— 任务列表 —
A: 在这段关于网络系统异常应对的文字里,异常通信装置数为0时,网络系统会被判断为哪种异常状态?
B: 请从最后一句之后续写这段关于网络系统异常应对的文字。

根据本形态,与所述同样,能够更有效地应对网络系统的异常状态。
并且,本形态的一个形态涉及的控制方法,经由搭载在移动体的网络系统中的网络,与一个以上的通信装置之间能够通信,所述一个以上的通信装置分别与用于控制所述移动体的一个以上的电子控制装置连接,所述控制方法,包括:检测异常帧的步骤,该异常帧是从所述电子控制装置经由所述通信装置发送到所述网络的异常的数据帧;将用于向发送了检测出的所述异常帧的所述通信装置请求响应的异常请求帧发送到所述通信装置的步骤;从所述通信装置接收异常响应帧的步骤,所述异常响应帧是所述通信装置根据所述异常请求帧生成的示出所述异常帧的发送源的帧;根据接收的所述异常响应帧,计算示出发送了所述异常响应帧的所述通信装置的数量的异常通信装置数的步骤;在所述异常通信装置数为0的情况下,判断为所述网络系统为第一异常状态,在所述异常通信装置数不是0的情况下,判断为所述网络系统为第二异常状态的步骤;以及在判断为所述网络系统为所述第一异常状态或所述第二异常状态的情况下,应对所述第一异常状态或所述第二异常状态的步骤。
根据本形态,与所述同样,能够更有效地应对网络系统的异常状态。
而且,它们的总括或具体形态,也可以由系统、方法、集成电路、计算机程序或计算机可读取的cd-rom等的记录介质实现,也可以由系统、方法、集成电路、计算机程序或记录介质的任意组合实现。
以下,对于实施方式,参照附图进行具体说明。

结构化页面解析数据:
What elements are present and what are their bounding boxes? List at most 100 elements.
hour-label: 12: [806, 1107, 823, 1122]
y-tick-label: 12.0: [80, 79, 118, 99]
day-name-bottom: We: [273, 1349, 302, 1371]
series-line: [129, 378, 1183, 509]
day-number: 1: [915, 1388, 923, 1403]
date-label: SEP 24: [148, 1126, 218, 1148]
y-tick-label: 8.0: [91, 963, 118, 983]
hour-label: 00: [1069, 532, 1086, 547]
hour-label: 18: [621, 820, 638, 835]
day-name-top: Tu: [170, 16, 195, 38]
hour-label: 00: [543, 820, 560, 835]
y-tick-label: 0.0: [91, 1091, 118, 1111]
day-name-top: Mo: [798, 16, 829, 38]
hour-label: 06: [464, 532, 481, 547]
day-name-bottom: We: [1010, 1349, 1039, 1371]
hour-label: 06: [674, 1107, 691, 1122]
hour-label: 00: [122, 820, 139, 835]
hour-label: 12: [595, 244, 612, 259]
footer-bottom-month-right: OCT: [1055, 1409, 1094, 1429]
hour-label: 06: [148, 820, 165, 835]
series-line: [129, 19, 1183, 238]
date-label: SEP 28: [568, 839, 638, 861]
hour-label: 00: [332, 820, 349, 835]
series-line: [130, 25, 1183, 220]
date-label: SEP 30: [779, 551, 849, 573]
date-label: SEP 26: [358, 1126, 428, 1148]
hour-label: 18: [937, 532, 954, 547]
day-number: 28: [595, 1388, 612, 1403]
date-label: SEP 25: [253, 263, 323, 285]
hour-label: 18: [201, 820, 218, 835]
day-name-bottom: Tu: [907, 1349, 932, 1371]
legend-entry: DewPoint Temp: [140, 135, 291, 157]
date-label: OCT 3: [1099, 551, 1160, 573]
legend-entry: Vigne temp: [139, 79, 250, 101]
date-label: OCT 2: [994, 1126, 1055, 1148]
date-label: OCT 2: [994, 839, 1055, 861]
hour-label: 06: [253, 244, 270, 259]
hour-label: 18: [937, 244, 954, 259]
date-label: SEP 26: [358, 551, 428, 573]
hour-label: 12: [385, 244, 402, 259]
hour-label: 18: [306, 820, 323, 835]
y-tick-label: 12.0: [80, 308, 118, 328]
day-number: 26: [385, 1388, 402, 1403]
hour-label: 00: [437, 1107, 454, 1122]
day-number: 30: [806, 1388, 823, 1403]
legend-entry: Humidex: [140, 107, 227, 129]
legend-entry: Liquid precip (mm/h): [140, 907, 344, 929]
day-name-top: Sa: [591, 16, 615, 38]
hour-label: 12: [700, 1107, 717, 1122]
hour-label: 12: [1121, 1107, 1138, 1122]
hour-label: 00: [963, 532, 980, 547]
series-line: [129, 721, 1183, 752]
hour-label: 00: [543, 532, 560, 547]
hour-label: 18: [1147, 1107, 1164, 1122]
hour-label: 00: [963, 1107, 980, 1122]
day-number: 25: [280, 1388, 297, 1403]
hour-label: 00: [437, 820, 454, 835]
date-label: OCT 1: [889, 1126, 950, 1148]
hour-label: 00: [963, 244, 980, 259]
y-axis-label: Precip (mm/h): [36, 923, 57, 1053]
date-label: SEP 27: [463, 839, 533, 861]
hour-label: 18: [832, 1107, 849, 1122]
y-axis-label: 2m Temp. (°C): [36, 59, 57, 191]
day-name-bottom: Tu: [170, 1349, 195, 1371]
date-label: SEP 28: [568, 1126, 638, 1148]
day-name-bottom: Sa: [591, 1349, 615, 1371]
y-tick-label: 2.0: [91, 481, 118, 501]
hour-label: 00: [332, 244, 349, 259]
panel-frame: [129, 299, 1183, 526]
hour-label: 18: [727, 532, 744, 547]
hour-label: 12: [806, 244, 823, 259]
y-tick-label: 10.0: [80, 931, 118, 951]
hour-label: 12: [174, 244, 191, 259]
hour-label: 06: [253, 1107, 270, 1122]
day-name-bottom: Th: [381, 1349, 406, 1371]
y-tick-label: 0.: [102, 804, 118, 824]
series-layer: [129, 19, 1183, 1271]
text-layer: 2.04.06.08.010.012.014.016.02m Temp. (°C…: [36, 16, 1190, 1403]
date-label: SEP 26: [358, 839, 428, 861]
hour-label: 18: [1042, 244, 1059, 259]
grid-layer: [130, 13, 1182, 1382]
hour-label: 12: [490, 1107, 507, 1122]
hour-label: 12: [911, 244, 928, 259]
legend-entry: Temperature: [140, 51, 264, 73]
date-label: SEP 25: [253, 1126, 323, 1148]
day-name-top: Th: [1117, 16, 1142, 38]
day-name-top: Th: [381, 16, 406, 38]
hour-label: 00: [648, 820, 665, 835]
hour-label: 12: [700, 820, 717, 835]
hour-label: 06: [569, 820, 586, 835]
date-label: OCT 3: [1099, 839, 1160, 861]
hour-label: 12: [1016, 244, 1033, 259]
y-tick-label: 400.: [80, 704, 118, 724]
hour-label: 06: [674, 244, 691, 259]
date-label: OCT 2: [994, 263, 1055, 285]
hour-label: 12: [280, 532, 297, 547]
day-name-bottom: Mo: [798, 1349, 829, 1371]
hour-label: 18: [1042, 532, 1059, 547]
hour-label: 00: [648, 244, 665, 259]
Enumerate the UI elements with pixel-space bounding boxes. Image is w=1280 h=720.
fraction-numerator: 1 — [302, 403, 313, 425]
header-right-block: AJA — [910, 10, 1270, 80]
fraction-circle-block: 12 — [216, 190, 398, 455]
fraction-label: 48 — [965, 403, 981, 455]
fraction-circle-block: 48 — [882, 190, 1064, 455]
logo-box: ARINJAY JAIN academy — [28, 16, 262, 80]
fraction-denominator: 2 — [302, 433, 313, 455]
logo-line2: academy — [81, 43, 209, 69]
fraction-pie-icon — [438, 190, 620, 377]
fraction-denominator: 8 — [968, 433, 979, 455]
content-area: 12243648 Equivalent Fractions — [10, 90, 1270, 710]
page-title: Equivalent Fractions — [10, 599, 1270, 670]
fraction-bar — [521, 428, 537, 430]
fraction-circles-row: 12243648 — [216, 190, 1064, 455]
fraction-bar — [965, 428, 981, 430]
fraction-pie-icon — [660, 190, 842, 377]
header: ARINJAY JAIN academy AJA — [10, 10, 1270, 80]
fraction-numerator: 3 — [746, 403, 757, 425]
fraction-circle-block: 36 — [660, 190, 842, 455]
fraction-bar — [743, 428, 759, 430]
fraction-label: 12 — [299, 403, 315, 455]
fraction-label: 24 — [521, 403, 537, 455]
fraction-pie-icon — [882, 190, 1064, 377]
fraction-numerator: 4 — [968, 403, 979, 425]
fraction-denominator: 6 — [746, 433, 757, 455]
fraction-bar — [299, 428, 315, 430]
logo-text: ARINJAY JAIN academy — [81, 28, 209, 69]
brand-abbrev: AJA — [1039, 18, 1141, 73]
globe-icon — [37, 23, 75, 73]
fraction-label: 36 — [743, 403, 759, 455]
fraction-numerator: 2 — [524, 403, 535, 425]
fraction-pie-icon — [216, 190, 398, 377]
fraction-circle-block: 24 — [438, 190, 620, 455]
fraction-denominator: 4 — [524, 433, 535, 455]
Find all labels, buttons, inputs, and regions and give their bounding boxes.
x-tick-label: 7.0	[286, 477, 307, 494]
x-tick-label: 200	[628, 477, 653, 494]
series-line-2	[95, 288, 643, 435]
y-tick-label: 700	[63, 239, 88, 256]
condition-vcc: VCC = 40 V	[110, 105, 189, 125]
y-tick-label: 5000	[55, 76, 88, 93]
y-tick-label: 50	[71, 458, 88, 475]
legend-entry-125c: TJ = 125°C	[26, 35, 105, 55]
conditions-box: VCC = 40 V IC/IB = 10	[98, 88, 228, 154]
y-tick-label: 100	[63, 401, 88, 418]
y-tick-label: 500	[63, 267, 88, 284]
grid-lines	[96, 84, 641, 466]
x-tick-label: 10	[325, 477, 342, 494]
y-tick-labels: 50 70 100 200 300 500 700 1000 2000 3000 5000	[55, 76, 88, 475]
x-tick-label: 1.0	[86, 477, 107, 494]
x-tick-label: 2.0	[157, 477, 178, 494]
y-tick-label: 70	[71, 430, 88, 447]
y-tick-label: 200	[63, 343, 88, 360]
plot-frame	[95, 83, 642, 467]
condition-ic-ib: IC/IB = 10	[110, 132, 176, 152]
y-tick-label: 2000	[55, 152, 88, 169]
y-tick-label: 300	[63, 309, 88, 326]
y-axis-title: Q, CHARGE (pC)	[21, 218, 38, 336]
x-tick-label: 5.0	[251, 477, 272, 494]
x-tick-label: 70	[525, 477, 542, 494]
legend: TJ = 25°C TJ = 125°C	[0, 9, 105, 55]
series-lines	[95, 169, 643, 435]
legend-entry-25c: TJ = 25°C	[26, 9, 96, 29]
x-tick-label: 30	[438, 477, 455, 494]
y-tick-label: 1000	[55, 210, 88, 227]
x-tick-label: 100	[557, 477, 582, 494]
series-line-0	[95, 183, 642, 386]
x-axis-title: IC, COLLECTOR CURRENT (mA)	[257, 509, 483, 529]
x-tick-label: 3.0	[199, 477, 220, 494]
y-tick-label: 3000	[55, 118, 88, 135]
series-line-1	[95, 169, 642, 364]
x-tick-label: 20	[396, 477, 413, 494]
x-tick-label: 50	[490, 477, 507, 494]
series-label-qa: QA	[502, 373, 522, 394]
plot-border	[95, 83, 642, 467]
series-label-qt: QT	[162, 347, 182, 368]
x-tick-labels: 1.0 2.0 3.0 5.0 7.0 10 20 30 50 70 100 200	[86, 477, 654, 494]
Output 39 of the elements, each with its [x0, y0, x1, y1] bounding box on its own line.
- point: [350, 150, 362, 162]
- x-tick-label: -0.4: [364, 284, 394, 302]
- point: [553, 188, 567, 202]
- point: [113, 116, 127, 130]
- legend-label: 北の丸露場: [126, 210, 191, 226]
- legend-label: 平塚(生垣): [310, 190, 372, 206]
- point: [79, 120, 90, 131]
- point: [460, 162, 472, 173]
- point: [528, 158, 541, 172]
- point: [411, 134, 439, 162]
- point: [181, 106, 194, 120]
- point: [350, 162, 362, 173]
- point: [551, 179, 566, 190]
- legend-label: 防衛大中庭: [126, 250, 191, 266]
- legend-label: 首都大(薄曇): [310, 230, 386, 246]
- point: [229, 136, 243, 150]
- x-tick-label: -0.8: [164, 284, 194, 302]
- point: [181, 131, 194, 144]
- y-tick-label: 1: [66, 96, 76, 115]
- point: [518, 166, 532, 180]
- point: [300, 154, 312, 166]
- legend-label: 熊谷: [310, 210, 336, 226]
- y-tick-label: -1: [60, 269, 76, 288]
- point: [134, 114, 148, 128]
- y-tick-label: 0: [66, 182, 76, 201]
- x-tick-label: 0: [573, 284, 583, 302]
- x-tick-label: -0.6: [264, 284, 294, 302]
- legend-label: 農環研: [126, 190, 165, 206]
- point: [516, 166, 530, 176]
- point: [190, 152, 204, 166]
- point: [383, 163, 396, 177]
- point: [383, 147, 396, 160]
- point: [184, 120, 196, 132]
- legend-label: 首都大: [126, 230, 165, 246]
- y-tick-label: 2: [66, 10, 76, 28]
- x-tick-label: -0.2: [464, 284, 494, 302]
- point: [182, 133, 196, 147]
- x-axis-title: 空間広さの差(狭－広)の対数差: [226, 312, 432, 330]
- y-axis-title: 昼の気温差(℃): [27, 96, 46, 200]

— 练习答案 —
A: 第一异常状态。

B:
而且,以下说明的实施方式,都示出本公开的总括或具体例子。以下的实施方式示出的数值、形状、材料、构成要素、构成要素的配置位置以及连接形态、步骤、步骤的顺序等是一个例子,不是限定本公开的宗旨。并且,对于以下实施方式的构成要素中的示出最上位概念的实施方案中没有记载的构成要素,作为任意的构成要素而被说明。
(实施方式)
[1.车辆分析系统的全体结构]
首先,参照图2,说明实施方式涉及的车辆分析系统1的全体结构。图2是示出实施方式涉及的车辆分析系统1的全体结构的框图。
如图2示出,车辆分析系统1具备,车载网络系统10以及车辆分析服务器20。车辆分析系统1是,用于检测车载网络系统10中的异常的异常检测系统的一个例子。车载网络系统10以及车辆分析服务器20,例如,经由互联网等的外部网络30连接成能够相互通信。
车载网络系统10是,搭载在汽车等的车辆40的用于控制车辆40的驾驶操作的网络系统的一个例子。对于车载网络系统10的结构,在后面进行说明。而且,车辆40是,移动体的一个例子。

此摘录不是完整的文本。